- **What the exercise asks**:
Below are some entries; can you quote all of them exactly?

— START OF Information supplied —

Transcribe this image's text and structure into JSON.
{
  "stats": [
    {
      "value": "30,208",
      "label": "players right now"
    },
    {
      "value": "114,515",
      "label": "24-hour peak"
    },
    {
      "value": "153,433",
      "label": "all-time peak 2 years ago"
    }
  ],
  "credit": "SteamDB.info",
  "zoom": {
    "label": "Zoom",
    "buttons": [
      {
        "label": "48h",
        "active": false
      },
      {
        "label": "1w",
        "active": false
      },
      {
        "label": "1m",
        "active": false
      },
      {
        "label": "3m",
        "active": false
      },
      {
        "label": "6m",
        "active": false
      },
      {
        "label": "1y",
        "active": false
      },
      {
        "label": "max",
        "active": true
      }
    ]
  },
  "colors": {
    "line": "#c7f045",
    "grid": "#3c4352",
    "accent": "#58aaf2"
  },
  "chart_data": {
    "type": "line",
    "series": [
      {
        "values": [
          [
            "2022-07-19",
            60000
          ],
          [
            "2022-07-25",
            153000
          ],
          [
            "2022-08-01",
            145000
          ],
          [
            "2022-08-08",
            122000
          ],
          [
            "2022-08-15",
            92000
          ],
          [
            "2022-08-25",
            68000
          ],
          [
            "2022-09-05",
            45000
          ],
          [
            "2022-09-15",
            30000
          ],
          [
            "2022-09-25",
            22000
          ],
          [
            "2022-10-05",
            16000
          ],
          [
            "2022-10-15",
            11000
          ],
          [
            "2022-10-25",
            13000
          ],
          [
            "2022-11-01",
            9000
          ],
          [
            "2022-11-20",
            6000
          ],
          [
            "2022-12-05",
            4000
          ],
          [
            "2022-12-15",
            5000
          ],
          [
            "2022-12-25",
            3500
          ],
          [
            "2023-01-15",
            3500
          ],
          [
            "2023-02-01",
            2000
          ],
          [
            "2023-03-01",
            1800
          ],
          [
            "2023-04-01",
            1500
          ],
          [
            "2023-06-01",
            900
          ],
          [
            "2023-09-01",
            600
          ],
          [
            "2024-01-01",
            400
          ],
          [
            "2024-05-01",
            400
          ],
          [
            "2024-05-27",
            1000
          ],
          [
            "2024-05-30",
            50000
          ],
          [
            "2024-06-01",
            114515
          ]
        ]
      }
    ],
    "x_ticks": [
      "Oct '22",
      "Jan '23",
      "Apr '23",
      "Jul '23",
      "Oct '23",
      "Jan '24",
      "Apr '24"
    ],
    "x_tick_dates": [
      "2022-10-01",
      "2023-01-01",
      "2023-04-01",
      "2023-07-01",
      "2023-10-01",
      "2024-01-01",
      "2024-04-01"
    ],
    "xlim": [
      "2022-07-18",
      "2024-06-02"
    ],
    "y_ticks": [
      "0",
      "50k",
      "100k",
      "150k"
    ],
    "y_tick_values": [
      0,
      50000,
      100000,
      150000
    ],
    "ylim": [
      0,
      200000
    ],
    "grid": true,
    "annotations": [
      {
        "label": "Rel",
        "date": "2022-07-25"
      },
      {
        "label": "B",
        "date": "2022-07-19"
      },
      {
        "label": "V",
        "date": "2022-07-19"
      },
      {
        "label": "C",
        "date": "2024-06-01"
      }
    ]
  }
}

— END OF Information supplied —

- **Complete response**:
Transcribe this image's text and structure into JSON.
{
  "stats": [
    {
      "value": "30,208",
      "label": "players right now"
    },
    {
      "value": "114,515",
      "label": "24-hour peak"
    },
    {
      "value": "153,433",
      "label": "all-time peak 2 years ago"
    }
  ],
  "credit": "SteamDB.info",
  "zoom": {
    "label": "Zoom",
    "buttons": [
      {
        "label": "48h",
        "active": false
      },
      {
        "label": "1w",
        "active": false
      },
      {
        "label": "1m",
        "active": false
      },
      {
        "label": "3m",
        "active": false
      },
      {
        "label": "6m",
        "active": false
      },
      {
        "label": "1y",
        "active": false
      },
      {
        "label": "max",
        "active": true
      }
    ]
  },
  "colors": {
    "line": "#c7f045",
    "grid": "#3c4352",
    "accent": "#58aaf2"
  },
  "chart_data": {
    "type": "line",
    "series": [
      {
        "values": [
          [
            "2022-07-19",
            60000
          ],
          [
            "2022-07-25",
            153000
          ],
          [
            "2022-08-01",
            145000
          ],
          [
            "2022-08-08",
            122000
          ],
          [
            "2022-08-15",
            92000
          ],
          [
            "2022-08-25",
            68000
          ],
          [
            "2022-09-05",
            45000
          ],
          [
            "2022-09-15",
            30000
          ],
          [
            "2022-09-25",
            22000
          ],
          [
            "2022-10-05",
            16000
          ],
          [
            "2022-10-15",
            11000
          ],
          [
            "2022-10-25",
            13000
          ],
          [
            "2022-11-01",
            9000
          ],
          [
            "2022-11-20",
            6000
          ],
          [
            "2022-12-05",
            4000
          ],
          [
            "2022-12-15",
            5000
          ],
          [
            "2022-12-25",
            3500
          ],
          [
            "2023-01-15",
            3500
          ],
          [
            "2023-02-01",
            2000
          ],
          [
            "2023-03-01",
            1800
          ],
          [
            "2023-04-01",
            1500
          ],
          [
            "2023-06-01",
            900
          ],
          [
            "2023-09-01",
            600
          ],
          [
            "2024-01-01",
            400
          ],
          [
            "2024-05-01",
            400
          ],
          [
            "2024-05-27",
            1000
          ],
          [
            "2024-05-30",
            50000
          ],
          [
            "2024-06-01",
            114515
          ]
        ]
      }
    ],
    "x_ticks": [
      "Oct '22",
      "Jan '23",
      "Apr '23",
      "Jul '23",
      "Oct '23",
      "Jan '24",
      "Apr '24"
    ],
    "x_tick_dates": [
      "2022-10-01",
      "2023-01-01",
      "2023-04-01",
      "2023-07-01",
      "2023-10-01",
      "2024-01-01",
      "2024-04-01"
    ],
    "xlim": [
      "2022-07-18",
      "2024-06-02"
    ],
    "y_ticks": [
      "0",
      "50k",
      "100k",
      "150k"
    ],
    "y_tick_values": [
      0,
      50000,
      100000,
      150000
    ],
    "ylim": [
      0,
      200000
    ],
    "grid": true,
    "annotations": [
      {
        "label": "Rel",
        "date": "2022-07-25"
      },
      {
        "label": "B",
        "date": "2022-07-19"
      },
      {
        "label": "V",
        "date": "2022-07-19"
      },
      {
        "label": "C",
        "date": "2024-06-01"
      }
    ]
  }
}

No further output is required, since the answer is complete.